_Work required:_
Write out the material exactly, with the pictures left out.

--- Dataset records ---

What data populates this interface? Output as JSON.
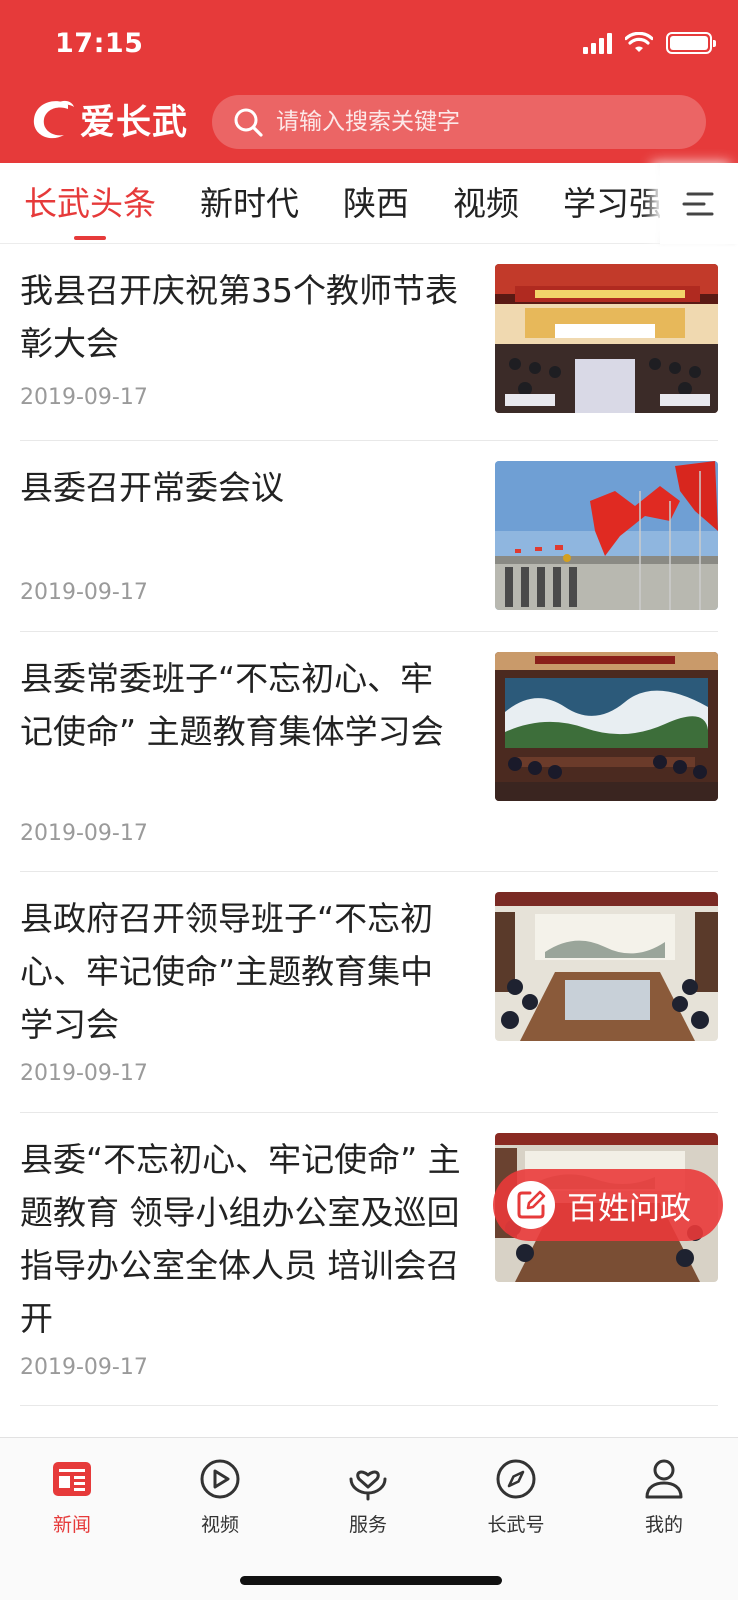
{
  "status_bar": {
    "time": "17:15"
  },
  "header": {
    "logo_text": "爱长武",
    "search_placeholder": "请输入搜索关键字"
  },
  "tabs": [
    "长武头条",
    "新时代",
    "陕西",
    "视频",
    "学习强国"
  ],
  "news": [
    {
      "title": "我县召开庆祝第35个教师节表彰大会",
      "date": "2019-09-17",
      "image": "meeting-hall-photo"
    },
    {
      "title": "县委召开常委会议",
      "date": "2019-09-17",
      "image": "red-flags-photo"
    },
    {
      "title": "县委常委班子“不忘初心、牢记使命” 主题教育集体学习会",
      "date": "2019-09-17",
      "image": "conference-room-photo"
    },
    {
      "title": "县政府召开领导班子“不忘初心、牢记使命”主题教育集中学习会",
      "date": "2019-09-17",
      "image": "meeting-table-photo"
    },
    {
      "title": "县委“不忘初心、牢记使命” 主题教育 领导小组办公室及巡回指导办公室全体人员 培训会召开",
      "date": "2019-09-17",
      "image": "training-room-photo"
    }
  ],
  "fab": {
    "label": "百姓问政",
    "icon": "edit-icon"
  },
  "bottom_nav": [
    {
      "label": "新闻",
      "icon": "news-icon",
      "active": true
    },
    {
      "label": "视频",
      "icon": "play-icon",
      "active": false
    },
    {
      "label": "服务",
      "icon": "service-icon",
      "active": false
    },
    {
      "label": "长武号",
      "icon": "compass-icon",
      "active": false
    },
    {
      "label": "我的",
      "icon": "user-icon",
      "active": false
    }
  ],
  "colors": {
    "brand": "#e63a3a",
    "date_text": "#9a9a9a"
  }
}
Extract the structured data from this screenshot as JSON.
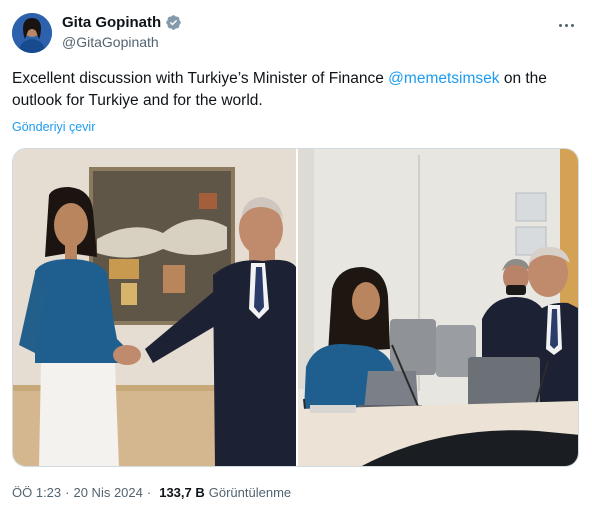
{
  "author": {
    "display_name": "Gita Gopinath",
    "handle": "@GitaGopinath",
    "verified": true
  },
  "tweet": {
    "text_before": "Excellent discussion with Turkiye’s Minister of Finance ",
    "mention": "@memetsimsek",
    "text_after": " on the outlook for Turkiye and for the world.",
    "translate_label": "Gönderiyi çevir"
  },
  "meta": {
    "time": "ÖÖ 1:23",
    "separator": "·",
    "date": "20 Nis 2024",
    "views_count": "133,7 B",
    "views_label": "Görüntülenme"
  },
  "colors": {
    "link": "#1d9bf0",
    "verified_badge": "#829aab",
    "secondary_text": "#536471"
  }
}
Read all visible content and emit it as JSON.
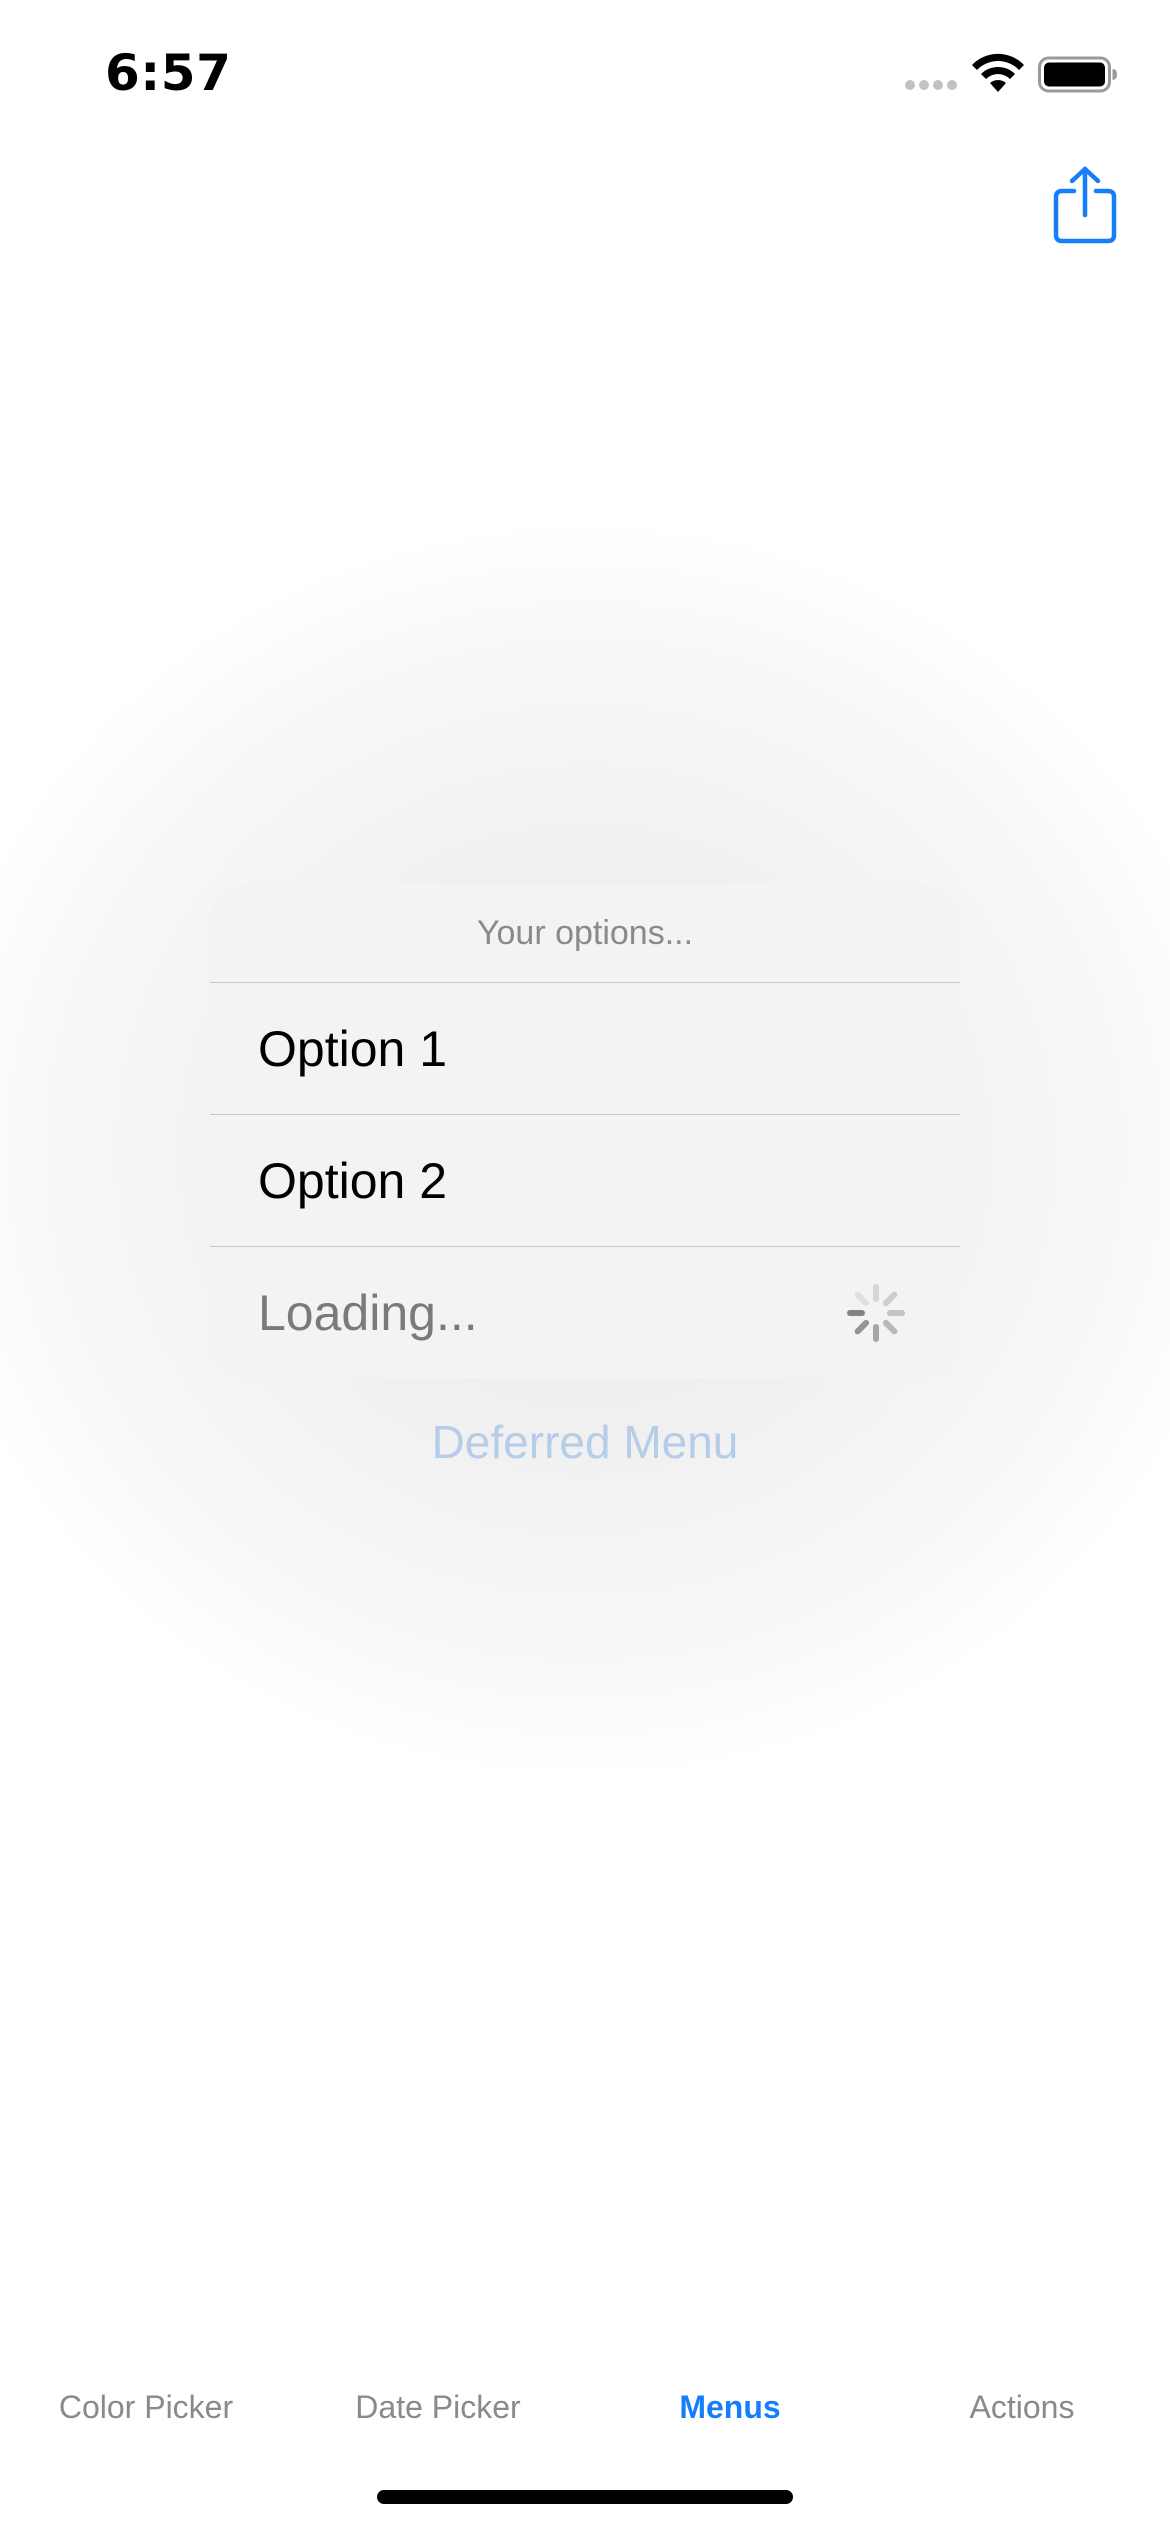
{
  "status_bar": {
    "time": "6:57"
  },
  "nav": {
    "share_icon": "share-icon"
  },
  "menu": {
    "header": "Your options...",
    "items": [
      {
        "label": "Option 1"
      },
      {
        "label": "Option 2"
      },
      {
        "label": "Loading...",
        "state": "loading"
      }
    ]
  },
  "deferred_menu_label": "Deferred Menu",
  "tab_bar": {
    "tabs": [
      {
        "label": "Color Picker",
        "active": false
      },
      {
        "label": "Date Picker",
        "active": false
      },
      {
        "label": "Menus",
        "active": true
      },
      {
        "label": "Actions",
        "active": false
      }
    ]
  },
  "colors": {
    "accent": "#157EFB",
    "tab_inactive": "#8A8A8E",
    "menu_background": "#F3F3F2"
  }
}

---

_Exercise response:_
What data populates this interface? Output as JSON.
{
  "status_bar": {
    "time": "17:15"
  },
  "header": {
    "logo_text": "爱长武",
    "search_placeholder": "请输入搜索关键字"
  },
  "tabs": [
    "长武头条",
    "新时代",
    "陕西",
    "视频",
    "学习强国"
  ],
  "news": [
    {
      "title": "我县召开庆祝第35个教师节表彰大会",
      "date": "2019-09-17",
      "image": "meeting-hall-photo"
    },
    {
      "title": "县委召开常委会议",
      "date": "2019-09-17",
      "image": "red-flags-photo"
    },
    {
      "title": "县委常委班子“不忘初心、牢记使命” 主题教育集体学习会",
      "date": "2019-09-17",
      "image": "conference-room-photo"
    },
    {
      "title": "县政府召开领导班子“不忘初心、牢记使命”主题教育集中学习会",
      "date": "2019-09-17",
      "image": "meeting-table-photo"
    },
    {
      "title": "县委“不忘初心、牢记使命” 主题教育 领导小组办公室及巡回指导办公室全体人员 培训会召开",
      "date": "2019-09-17",
      "image": "training-room-photo"
    }
  ],
  "fab": {
    "label": "百姓问政",
    "icon": "edit-icon"
  },
  "bottom_nav": [
    {
      "label": "新闻",
      "icon": "news-icon",
      "active": true
    },
    {
      "label": "视频",
      "icon": "play-icon",
      "active": false
    },
    {
      "label": "服务",
      "icon": "service-icon",
      "active": false
    },
    {
      "label": "长武号",
      "icon": "compass-icon",
      "active": false
    },
    {
      "label": "我的",
      "icon": "user-icon",
      "active": false
    }
  ],
  "colors": {
    "brand": "#e63a3a",
    "date_text": "#9a9a9a"
  }
}
Extract the structured data from this screenshot as JSON.
{
  "author": {
    "display_name": "Gita Gopinath",
    "handle": "@GitaGopinath",
    "verified": true
  },
  "tweet": {
    "text_before": "Excellent discussion with Turkiye’s Minister of Finance ",
    "mention": "@memetsimsek",
    "text_after": " on the outlook for Turkiye and for the world.",
    "translate_label": "Gönderiyi çevir"
  },
  "meta": {
    "time": "ÖÖ 1:23",
    "separator": "·",
    "date": "20 Nis 2024",
    "views_count": "133,7 B",
    "views_label": "Görüntülenme"
  },
  "colors": {
    "link": "#1d9bf0",
    "verified_badge": "#829aab",
    "secondary_text": "#536471"
  }
}
Read all visible content and emit it as JSON.
{
  "status_bar": {
    "time": "6:57"
  },
  "nav": {
    "share_icon": "share-icon"
  },
  "menu": {
    "header": "Your options...",
    "items": [
      {
        "label": "Option 1"
      },
      {
        "label": "Option 2"
      },
      {
        "label": "Loading...",
        "state": "loading"
      }
    ]
  },
  "deferred_menu_label": "Deferred Menu",
  "tab_bar": {
    "tabs": [
      {
        "label": "Color Picker",
        "active": false
      },
      {
        "label": "Date Picker",
        "active": false
      },
      {
        "label": "Menus",
        "active": true
      },
      {
        "label": "Actions",
        "active": false
      }
    ]
  },
  "colors": {
    "accent": "#157EFB",
    "tab_inactive": "#8A8A8E",
    "menu_background": "#F3F3F2"
  }
}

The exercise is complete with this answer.